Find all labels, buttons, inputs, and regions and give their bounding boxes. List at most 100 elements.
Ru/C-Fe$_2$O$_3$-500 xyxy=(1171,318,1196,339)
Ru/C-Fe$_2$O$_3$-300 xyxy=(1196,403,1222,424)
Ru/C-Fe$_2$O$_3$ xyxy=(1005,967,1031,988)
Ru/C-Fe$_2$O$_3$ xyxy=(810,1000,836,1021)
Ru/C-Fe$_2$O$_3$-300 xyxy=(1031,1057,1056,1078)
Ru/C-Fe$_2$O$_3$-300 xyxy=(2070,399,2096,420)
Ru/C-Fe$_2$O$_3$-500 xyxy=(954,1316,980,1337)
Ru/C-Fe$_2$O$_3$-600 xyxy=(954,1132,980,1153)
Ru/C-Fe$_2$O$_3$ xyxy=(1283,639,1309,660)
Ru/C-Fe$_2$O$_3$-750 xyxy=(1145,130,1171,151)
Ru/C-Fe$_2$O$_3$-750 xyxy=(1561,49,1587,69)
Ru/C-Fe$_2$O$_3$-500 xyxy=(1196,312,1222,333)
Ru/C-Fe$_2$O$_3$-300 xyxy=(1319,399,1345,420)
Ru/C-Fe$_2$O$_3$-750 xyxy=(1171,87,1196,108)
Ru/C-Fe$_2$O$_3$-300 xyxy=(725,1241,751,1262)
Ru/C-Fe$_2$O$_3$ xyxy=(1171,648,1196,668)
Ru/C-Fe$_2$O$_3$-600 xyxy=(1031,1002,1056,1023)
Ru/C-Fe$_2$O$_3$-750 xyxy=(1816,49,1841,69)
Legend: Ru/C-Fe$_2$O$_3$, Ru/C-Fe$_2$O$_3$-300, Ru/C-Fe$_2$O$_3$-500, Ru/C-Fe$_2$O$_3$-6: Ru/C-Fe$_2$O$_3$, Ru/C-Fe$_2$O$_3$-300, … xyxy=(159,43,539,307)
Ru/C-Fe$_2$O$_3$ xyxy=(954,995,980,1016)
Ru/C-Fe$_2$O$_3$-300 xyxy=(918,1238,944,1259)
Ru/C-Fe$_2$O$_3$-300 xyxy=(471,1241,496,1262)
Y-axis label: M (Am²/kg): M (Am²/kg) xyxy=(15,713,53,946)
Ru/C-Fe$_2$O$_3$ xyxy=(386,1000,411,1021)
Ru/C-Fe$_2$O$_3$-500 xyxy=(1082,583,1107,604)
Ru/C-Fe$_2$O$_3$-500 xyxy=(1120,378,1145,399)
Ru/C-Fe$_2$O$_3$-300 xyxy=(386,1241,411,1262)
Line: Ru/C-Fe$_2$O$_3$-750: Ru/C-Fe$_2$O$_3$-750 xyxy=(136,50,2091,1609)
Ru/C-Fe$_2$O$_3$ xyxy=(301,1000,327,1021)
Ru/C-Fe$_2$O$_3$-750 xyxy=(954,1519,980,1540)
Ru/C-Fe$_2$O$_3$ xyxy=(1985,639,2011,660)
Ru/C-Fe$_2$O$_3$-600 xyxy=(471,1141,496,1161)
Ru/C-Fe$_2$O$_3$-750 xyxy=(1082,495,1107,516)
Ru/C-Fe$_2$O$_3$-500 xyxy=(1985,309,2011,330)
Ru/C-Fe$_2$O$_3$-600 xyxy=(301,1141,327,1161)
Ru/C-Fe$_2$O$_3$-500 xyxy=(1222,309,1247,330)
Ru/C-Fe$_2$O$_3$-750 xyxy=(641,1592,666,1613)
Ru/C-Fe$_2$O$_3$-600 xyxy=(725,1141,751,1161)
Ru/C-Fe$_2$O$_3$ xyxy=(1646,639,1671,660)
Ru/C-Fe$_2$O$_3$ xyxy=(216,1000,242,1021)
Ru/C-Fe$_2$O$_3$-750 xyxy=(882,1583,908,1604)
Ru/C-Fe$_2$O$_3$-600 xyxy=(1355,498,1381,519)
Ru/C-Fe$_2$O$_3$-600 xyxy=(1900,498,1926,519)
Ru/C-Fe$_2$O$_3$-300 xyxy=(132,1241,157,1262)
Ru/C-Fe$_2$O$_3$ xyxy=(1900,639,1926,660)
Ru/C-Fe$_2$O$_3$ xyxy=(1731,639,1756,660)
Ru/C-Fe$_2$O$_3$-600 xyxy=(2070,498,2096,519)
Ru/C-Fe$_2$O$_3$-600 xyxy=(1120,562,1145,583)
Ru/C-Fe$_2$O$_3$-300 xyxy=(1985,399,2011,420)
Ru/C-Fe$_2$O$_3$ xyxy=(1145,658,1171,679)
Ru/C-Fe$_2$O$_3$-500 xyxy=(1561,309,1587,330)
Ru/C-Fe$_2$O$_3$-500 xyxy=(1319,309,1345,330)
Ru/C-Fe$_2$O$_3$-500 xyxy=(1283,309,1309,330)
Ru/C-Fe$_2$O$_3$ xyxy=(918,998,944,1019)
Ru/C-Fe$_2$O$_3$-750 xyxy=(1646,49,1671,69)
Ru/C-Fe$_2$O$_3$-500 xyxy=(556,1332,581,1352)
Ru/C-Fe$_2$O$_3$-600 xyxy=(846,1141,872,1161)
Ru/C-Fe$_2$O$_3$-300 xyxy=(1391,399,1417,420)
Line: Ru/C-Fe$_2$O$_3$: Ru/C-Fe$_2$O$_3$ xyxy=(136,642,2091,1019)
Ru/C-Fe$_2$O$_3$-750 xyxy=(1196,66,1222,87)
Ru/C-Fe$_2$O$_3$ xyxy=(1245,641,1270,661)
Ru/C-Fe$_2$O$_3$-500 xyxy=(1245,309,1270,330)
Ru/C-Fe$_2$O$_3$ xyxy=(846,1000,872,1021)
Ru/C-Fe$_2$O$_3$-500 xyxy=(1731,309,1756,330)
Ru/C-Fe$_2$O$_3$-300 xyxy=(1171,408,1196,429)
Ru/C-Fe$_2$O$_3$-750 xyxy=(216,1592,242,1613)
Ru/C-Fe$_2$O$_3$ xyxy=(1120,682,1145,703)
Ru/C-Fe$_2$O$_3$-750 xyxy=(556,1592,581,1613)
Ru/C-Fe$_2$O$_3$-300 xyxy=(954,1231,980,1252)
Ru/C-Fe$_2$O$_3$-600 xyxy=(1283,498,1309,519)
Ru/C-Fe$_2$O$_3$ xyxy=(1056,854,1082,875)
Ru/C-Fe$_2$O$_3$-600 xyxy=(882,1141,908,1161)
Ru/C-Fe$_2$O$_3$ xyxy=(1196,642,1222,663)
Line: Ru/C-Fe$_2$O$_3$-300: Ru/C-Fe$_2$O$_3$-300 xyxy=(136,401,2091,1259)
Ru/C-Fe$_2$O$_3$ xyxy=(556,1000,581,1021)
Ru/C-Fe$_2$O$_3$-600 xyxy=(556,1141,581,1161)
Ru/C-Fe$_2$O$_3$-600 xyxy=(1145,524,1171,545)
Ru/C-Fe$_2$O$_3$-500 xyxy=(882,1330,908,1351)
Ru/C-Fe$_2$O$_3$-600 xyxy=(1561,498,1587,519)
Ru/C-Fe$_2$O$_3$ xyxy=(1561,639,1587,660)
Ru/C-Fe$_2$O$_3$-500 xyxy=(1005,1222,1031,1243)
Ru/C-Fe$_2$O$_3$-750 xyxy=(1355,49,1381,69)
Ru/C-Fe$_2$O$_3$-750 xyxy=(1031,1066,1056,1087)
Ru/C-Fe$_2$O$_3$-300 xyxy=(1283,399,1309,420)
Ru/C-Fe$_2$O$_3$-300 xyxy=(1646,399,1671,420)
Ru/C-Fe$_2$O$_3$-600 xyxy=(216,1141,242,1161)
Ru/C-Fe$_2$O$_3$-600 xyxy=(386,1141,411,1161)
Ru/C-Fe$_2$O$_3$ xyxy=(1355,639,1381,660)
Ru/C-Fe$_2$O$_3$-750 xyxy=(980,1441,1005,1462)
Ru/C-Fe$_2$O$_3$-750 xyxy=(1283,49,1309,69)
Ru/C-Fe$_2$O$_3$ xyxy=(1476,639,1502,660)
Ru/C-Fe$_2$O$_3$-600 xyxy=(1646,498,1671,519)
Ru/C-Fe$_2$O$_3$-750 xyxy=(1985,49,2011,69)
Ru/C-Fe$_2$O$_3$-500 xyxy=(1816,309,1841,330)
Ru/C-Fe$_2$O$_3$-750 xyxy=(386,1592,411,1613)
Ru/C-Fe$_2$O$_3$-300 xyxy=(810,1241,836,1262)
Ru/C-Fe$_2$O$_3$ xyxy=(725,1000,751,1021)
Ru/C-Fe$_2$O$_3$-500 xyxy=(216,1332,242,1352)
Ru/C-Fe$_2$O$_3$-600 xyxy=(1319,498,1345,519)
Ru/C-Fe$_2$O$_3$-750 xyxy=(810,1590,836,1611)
- - -
*Exercise task:* Please rewrite the entries from the first line through the line containing "Ru/C-Fe$_2$O$_3$-600 xyxy=(725,1141,751,1161)", swapping "Legend" for "Key" and leaving everything else as it stands.

*Solution to this exercise:*
Find all labels, buttons, inputs, and regions and give their bounding boxes. List at most 100 elements.
Ru/C-Fe$_2$O$_3$-500 xyxy=(1171,318,1196,339)
Ru/C-Fe$_2$O$_3$-300 xyxy=(1196,403,1222,424)
Ru/C-Fe$_2$O$_3$ xyxy=(1005,967,1031,988)
Ru/C-Fe$_2$O$_3$ xyxy=(810,1000,836,1021)
Ru/C-Fe$_2$O$_3$-300 xyxy=(1031,1057,1056,1078)
Ru/C-Fe$_2$O$_3$-300 xyxy=(2070,399,2096,420)
Ru/C-Fe$_2$O$_3$-500 xyxy=(954,1316,980,1337)
Ru/C-Fe$_2$O$_3$-600 xyxy=(954,1132,980,1153)
Ru/C-Fe$_2$O$_3$ xyxy=(1283,639,1309,660)
Ru/C-Fe$_2$O$_3$-750 xyxy=(1145,130,1171,151)
Ru/C-Fe$_2$O$_3$-750 xyxy=(1561,49,1587,69)
Ru/C-Fe$_2$O$_3$-500 xyxy=(1196,312,1222,333)
Ru/C-Fe$_2$O$_3$-300 xyxy=(1319,399,1345,420)
Ru/C-Fe$_2$O$_3$-750 xyxy=(1171,87,1196,108)
Ru/C-Fe$_2$O$_3$-300 xyxy=(725,1241,751,1262)
Ru/C-Fe$_2$O$_3$ xyxy=(1171,648,1196,668)
Ru/C-Fe$_2$O$_3$-600 xyxy=(1031,1002,1056,1023)
Ru/C-Fe$_2$O$_3$-750 xyxy=(1816,49,1841,69)
Key: Ru/C-Fe$_2$O$_3$, Ru/C-Fe$_2$O$_3$-300, Ru/C-Fe$_2$O$_3$-500, Ru/C-Fe$_2$O$_3$-6: Ru/C-Fe$_2$O$_3$, Ru/C-Fe$_2$O$_3$-300, … xyxy=(159,43,539,307)
Ru/C-Fe$_2$O$_3$ xyxy=(954,995,980,1016)
Ru/C-Fe$_2$O$_3$-300 xyxy=(918,1238,944,1259)
Ru/C-Fe$_2$O$_3$-300 xyxy=(471,1241,496,1262)
Y-axis label: M (Am²/kg): M (Am²/kg) xyxy=(15,713,53,946)
Ru/C-Fe$_2$O$_3$ xyxy=(386,1000,411,1021)
Ru/C-Fe$_2$O$_3$-500 xyxy=(1082,583,1107,604)
Ru/C-Fe$_2$O$_3$-500 xyxy=(1120,378,1145,399)
Ru/C-Fe$_2$O$_3$-300 xyxy=(386,1241,411,1262)
Line: Ru/C-Fe$_2$O$_3$-750: Ru/C-Fe$_2$O$_3$-750 xyxy=(136,50,2091,1609)
Ru/C-Fe$_2$O$_3$ xyxy=(301,1000,327,1021)
Ru/C-Fe$_2$O$_3$-750 xyxy=(954,1519,980,1540)
Ru/C-Fe$_2$O$_3$ xyxy=(1985,639,2011,660)
Ru/C-Fe$_2$O$_3$-600 xyxy=(471,1141,496,1161)
Ru/C-Fe$_2$O$_3$-750 xyxy=(1082,495,1107,516)
Ru/C-Fe$_2$O$_3$-500 xyxy=(1985,309,2011,330)
Ru/C-Fe$_2$O$_3$-600 xyxy=(301,1141,327,1161)
Ru/C-Fe$_2$O$_3$-500 xyxy=(1222,309,1247,330)
Ru/C-Fe$_2$O$_3$-750 xyxy=(641,1592,666,1613)
Ru/C-Fe$_2$O$_3$-600 xyxy=(725,1141,751,1161)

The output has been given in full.